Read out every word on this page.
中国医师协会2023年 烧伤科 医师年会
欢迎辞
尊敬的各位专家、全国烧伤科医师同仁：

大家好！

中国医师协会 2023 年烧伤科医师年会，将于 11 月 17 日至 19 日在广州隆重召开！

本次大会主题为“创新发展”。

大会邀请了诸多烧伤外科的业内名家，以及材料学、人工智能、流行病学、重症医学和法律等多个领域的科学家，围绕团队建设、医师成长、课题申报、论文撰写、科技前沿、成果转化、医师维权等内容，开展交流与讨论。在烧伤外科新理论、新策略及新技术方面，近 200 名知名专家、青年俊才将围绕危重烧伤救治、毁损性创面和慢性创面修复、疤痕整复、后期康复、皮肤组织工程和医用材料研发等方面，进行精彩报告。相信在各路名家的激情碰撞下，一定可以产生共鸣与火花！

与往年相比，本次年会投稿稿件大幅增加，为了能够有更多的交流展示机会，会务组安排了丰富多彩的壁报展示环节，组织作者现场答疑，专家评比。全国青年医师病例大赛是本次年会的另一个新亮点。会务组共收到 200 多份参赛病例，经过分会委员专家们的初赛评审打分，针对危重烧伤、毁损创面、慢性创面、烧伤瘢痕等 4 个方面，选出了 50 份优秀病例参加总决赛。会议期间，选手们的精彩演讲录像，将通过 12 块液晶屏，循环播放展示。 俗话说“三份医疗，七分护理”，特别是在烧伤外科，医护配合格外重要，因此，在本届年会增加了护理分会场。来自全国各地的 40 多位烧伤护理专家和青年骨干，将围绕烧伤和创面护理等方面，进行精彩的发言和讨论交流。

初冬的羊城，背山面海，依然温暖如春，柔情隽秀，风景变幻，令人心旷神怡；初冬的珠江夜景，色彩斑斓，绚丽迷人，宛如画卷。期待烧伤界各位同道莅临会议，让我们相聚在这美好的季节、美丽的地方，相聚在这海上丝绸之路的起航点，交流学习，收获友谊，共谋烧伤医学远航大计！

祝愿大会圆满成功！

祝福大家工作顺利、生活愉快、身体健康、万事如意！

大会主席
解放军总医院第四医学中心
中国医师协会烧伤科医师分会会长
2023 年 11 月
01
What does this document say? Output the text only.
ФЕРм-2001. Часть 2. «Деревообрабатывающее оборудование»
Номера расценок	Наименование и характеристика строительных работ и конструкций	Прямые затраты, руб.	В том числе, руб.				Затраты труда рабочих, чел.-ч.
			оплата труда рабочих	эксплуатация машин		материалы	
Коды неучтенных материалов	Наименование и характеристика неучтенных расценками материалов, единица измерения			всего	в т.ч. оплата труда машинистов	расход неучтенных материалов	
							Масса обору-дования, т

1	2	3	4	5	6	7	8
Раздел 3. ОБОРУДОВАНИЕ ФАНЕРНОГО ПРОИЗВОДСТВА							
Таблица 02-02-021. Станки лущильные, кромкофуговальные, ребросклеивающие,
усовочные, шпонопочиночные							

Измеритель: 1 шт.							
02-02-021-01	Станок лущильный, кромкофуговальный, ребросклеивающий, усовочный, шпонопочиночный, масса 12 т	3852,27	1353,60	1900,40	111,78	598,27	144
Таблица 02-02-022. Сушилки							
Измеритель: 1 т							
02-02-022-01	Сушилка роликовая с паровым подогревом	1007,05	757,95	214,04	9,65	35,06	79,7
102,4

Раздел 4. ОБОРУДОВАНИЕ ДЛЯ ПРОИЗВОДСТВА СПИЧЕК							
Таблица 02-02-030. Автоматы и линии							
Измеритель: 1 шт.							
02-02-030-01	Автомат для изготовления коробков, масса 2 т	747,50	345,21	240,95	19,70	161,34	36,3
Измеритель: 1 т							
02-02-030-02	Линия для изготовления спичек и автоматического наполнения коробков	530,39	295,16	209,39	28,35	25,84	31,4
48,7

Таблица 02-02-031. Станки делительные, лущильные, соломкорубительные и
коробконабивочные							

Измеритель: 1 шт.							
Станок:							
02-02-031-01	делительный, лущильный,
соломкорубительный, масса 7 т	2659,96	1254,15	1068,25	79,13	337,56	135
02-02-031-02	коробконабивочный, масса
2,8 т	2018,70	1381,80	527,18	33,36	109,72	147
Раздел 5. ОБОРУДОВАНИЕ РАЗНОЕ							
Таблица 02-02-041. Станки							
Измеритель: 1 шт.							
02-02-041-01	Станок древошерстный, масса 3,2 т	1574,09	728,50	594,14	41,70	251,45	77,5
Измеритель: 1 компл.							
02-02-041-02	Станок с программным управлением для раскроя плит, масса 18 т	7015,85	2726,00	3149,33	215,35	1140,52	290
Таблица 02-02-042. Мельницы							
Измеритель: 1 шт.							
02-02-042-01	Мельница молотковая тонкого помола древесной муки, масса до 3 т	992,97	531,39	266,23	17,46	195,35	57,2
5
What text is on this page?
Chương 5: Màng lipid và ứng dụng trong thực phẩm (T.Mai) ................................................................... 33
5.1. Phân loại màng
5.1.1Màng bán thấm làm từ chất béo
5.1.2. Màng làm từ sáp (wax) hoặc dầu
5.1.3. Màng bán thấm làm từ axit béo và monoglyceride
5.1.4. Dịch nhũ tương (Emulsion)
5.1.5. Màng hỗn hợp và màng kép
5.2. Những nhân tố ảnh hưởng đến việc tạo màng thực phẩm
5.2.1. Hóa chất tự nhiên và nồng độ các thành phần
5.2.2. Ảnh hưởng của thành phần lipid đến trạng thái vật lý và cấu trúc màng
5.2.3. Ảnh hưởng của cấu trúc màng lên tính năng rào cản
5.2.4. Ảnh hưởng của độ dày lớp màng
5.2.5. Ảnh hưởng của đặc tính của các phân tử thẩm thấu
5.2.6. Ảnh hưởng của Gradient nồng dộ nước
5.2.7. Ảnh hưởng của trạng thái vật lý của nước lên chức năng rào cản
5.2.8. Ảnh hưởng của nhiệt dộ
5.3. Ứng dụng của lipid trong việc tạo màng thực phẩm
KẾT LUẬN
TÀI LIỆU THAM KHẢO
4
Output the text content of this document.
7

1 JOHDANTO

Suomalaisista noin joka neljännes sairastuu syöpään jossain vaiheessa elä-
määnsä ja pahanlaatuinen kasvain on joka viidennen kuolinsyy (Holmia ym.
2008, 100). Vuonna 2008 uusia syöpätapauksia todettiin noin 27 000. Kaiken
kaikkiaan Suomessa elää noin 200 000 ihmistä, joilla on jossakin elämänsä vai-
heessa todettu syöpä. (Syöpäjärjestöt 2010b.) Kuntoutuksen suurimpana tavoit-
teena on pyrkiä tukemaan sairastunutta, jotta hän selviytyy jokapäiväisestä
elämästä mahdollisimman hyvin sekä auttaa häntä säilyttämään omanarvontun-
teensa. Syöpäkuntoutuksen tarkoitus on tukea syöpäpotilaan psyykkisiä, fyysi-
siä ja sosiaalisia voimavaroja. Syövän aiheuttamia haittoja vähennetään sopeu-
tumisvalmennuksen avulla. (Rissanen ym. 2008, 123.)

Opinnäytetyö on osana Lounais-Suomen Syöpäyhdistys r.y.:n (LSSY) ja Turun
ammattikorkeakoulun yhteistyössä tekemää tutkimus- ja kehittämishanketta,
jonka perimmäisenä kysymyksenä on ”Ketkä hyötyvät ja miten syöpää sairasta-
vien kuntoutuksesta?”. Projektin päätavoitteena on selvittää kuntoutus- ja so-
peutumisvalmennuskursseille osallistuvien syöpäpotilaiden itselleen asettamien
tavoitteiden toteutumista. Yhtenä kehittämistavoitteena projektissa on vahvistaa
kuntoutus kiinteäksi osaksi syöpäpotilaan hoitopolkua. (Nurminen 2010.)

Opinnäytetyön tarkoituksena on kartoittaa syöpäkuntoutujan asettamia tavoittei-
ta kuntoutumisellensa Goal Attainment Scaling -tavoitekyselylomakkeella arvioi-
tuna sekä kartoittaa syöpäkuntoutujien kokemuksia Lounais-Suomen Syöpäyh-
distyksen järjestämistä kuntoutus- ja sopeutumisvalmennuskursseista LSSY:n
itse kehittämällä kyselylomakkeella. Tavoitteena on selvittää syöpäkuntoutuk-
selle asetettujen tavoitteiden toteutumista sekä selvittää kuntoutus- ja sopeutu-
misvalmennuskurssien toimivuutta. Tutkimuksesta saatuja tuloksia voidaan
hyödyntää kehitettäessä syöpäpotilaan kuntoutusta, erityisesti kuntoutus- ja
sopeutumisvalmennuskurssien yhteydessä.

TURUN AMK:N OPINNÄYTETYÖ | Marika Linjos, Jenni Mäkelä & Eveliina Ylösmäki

### Problem requirements
Which lines hold the word "Станки"? Copy every one of them.

### Answer to the exercise
Таблица 02-02-021. Станки лущильные, кромкофуговальные, ребросклеивающие,
Таблица 02-02-031. Станки делительные, лущильные, соломкорубительные и
Таблица 02-02-041. Станки							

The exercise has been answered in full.